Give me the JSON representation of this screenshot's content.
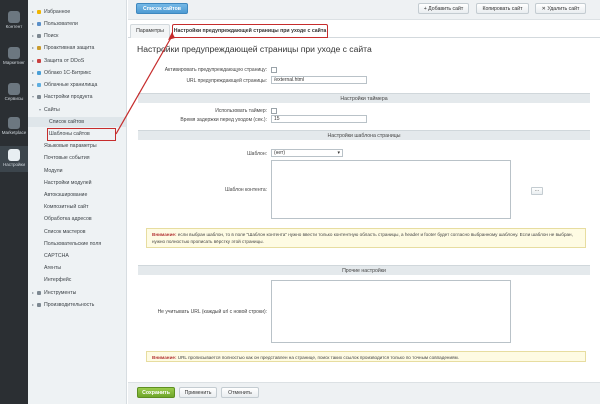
{
  "rail": [
    {
      "label": "Контент",
      "active": false
    },
    {
      "label": "Маркетинг",
      "active": false
    },
    {
      "label": "Сервисы",
      "active": false
    },
    {
      "label": "Marketplace",
      "active": false
    },
    {
      "label": "Настройки",
      "active": true
    }
  ],
  "sidebar": {
    "items": [
      {
        "label": "Избранное",
        "color": "#f0b400"
      },
      {
        "label": "Пользователи",
        "color": "#5a8fc8"
      },
      {
        "label": "Поиск",
        "color": "#7d8891"
      },
      {
        "label": "Проактивная защита",
        "color": "#c99b2e"
      },
      {
        "label": "Защита от DDoS",
        "color": "#c94040"
      },
      {
        "label": "Облако 1С-Битрикс",
        "color": "#4a9fd6"
      },
      {
        "label": "Облачные хранилища",
        "color": "#5eaee0"
      },
      {
        "label": "Настройки продукта",
        "color": "#7d8891"
      },
      {
        "label": "Сайты",
        "color": ""
      },
      {
        "label": "Список сайтов",
        "color": ""
      },
      {
        "label": "Шаблоны сайтов",
        "color": ""
      },
      {
        "label": "Языковые параметры",
        "color": ""
      },
      {
        "label": "Почтовые события",
        "color": ""
      },
      {
        "label": "Модули",
        "color": ""
      },
      {
        "label": "Настройки модулей",
        "color": ""
      },
      {
        "label": "Автокэширование",
        "color": ""
      },
      {
        "label": "Композитный сайт",
        "color": ""
      },
      {
        "label": "Обработка адресов",
        "color": ""
      },
      {
        "label": "Список мастеров",
        "color": ""
      },
      {
        "label": "Пользовательские поля",
        "color": ""
      },
      {
        "label": "CAPTCHA",
        "color": ""
      },
      {
        "label": "Агенты",
        "color": ""
      },
      {
        "label": "Интерфейс",
        "color": ""
      },
      {
        "label": "Инструменты",
        "color": "#7d8891"
      },
      {
        "label": "Производительность",
        "color": "#7d8891"
      }
    ]
  },
  "toolbar": {
    "list_button": "Список сайтов",
    "add_button": "+ Добавить сайт",
    "copy_button": "Копировать сайт",
    "delete_button": "✕ Удалить сайт"
  },
  "tabs": {
    "params": "Параметры",
    "warning": "Настройки предупреждающей страницы при уходе с сайта"
  },
  "page_title": "Настройки предупреждающей страницы при уходе с сайта",
  "form": {
    "activate_label": "Активировать предупреждающую страницу:",
    "url_label": "URL предупреждающей страницы:",
    "url_value": "/external.html",
    "timer_section": "Настройки таймера",
    "use_timer_label": "Использовать таймер:",
    "delay_label": "Время задержки перед уходом (сек.):",
    "delay_value": "15",
    "template_section": "Настройки шаблона страницы",
    "template_label": "Шаблон:",
    "template_value": "(нет)",
    "content_label": "Шаблон контента:",
    "dots": "...",
    "template_note_bold": "Внимание:",
    "template_note": " если выбран шаблон, то в поле \"Шаблон контента\" нужно ввести только контентную область страницы, а header и footer будет согласно выбранному шаблону. Если шаблон не выбран, нужно полностью прописать вёрстку этой страницы.",
    "other_section": "Прочие настройки",
    "ignore_label": "Не учитывать URL (каждый url с новой строки):",
    "url_note_bold": "Внимание:",
    "url_note": " URL прописывается полностью как он представлен на странице, поиск таких ссылок производится только по точным совпадениям."
  },
  "bottom": {
    "save": "Сохранить",
    "apply": "Применить",
    "cancel": "Отменить"
  },
  "colors": {
    "accent_red": "#c62c2c",
    "save_green": "#6fa62a",
    "list_blue": "#4f9bd3"
  }
}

→ Exercise requirements
Filter the listing for the word "страницы" and copy every line that holds it.

→ Final answer
    "warning": "Настройки предупреждающей страницы при уходе с сайта"
  "page_title": "Настройки предупреждающей страницы при уходе с сайта",
    "url_label": "URL предупреждающей страницы:",
    "template_section": "Настройки шаблона страницы",
    "template_note": " если выбран шаблон, то в поле \"Шаблон контента\" нужно ввести только контентную область страницы, а header и footer будет согласно выбранному шаблону. Если шаблон не выбран, нужно полностью прописать вёрстку этой страницы.",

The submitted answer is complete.